* **Input**:
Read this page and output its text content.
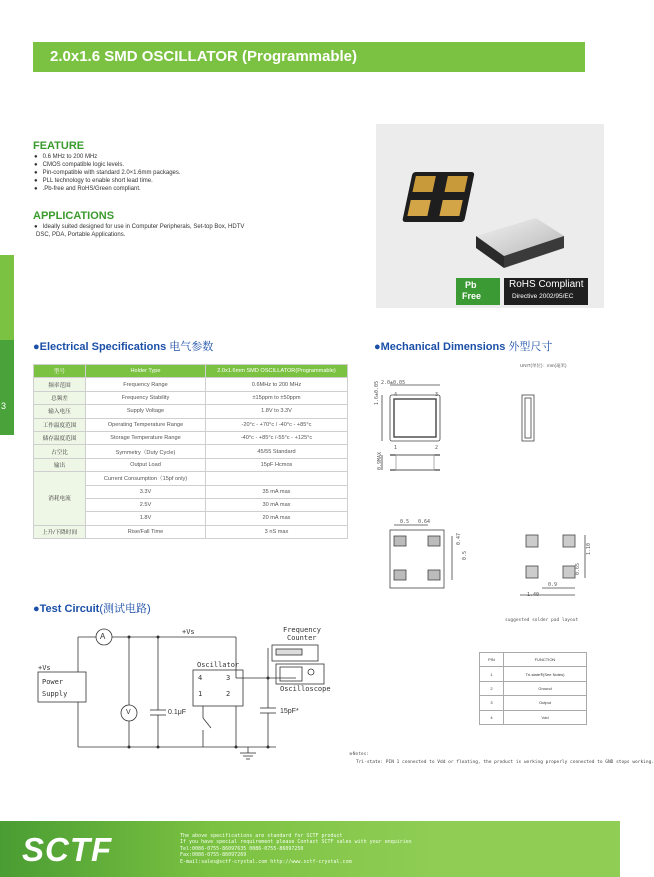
2.0x1.6 SMD OSCILLATOR (Programmable)
3
FEATURE
● 0.6 MHz to 200 MHz
● CMOS compatible logic levels.
● Pin-compatible with standard 2.0×1.6mm packages.
● PLL technology to enable short lead time.
● .Pb-free and RoHS/Green compliant.
APPLICATIONS
● Ideally suited designed for use in Computer Peripherals, Set-top Box, HDTV
DSC, PDA, Portable Applications.
Pb
Free
RoHS Compliant
Directive 2002/95/EC
●Electrical Specifications 电气参数
型号	Holder Type	2.0x1.6mm SMD OSCILLATOR(Programmable)
频率范围	Frequency Range	0.6MHz to 200 MHz
总频差	Frequency Stability	±15ppm to ±50ppm
输入电压	Supply Voltage	1.8V to 3.3V
工作温度范围	Operating Temperature Range	-20°c - +70°c / -40°c - +85°c
储存温度范围	Storage Temperature Range	-40°c - +85°c /-55°c - +125°c
占空比	Symmetry（Duty Cycle)	45/55 Standard
输出	Output Load	15pF Hcmos
消耗电流	Current Consumption（15pf only)	
	3.3V	35 mA max
	2.5V	30 mA max
	1.8V	20 mA max
上升/下降时间	Rise/Fall Time	3 nS max
●Mechanical Dimensions 外型尺寸
UNIT(单位)：mm(毫米)
2.0±0.05
1.6±0.05
0.9MAX
4	3
1	2
0.5 0.64
0.47
0.5
1.10
0.65
0.9
1.40
suggested solder pad layout
PIN	FUNCTION
1	Tri-state®(See Notes)
2	Ground
3	Output
4	Vdd
※Notes:
Tri-state: PIN 1 connected to Vdd or floating, the product is working properly connected to GND stops working.
●Test Circuit(测试电路)
A
V
+Vs
+Vs
Power
Supply
0.1μF
Oscillator
4	3
1	2
15pF*
Frequency
Counter
Oscilloscope
SCTF	The above specifications are standard for SCTF product
If you have special requirement please Contact SCTF sales with your enquiries
Tel:0086-0755-86097635 0086-0755-86097250
Fax:0086-0755-86097269
E-mail:sales@sctf-crystal.com http://www.sctf-crystal.com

* **Aim of the task**:
Locate the word "Programmable" in the entries, and copy every line where it is found.

* **Response**:
2.0x1.6 SMD OSCILLATOR (Programmable)
型号	Holder Type	2.0x1.6mm SMD OSCILLATOR(Programmable)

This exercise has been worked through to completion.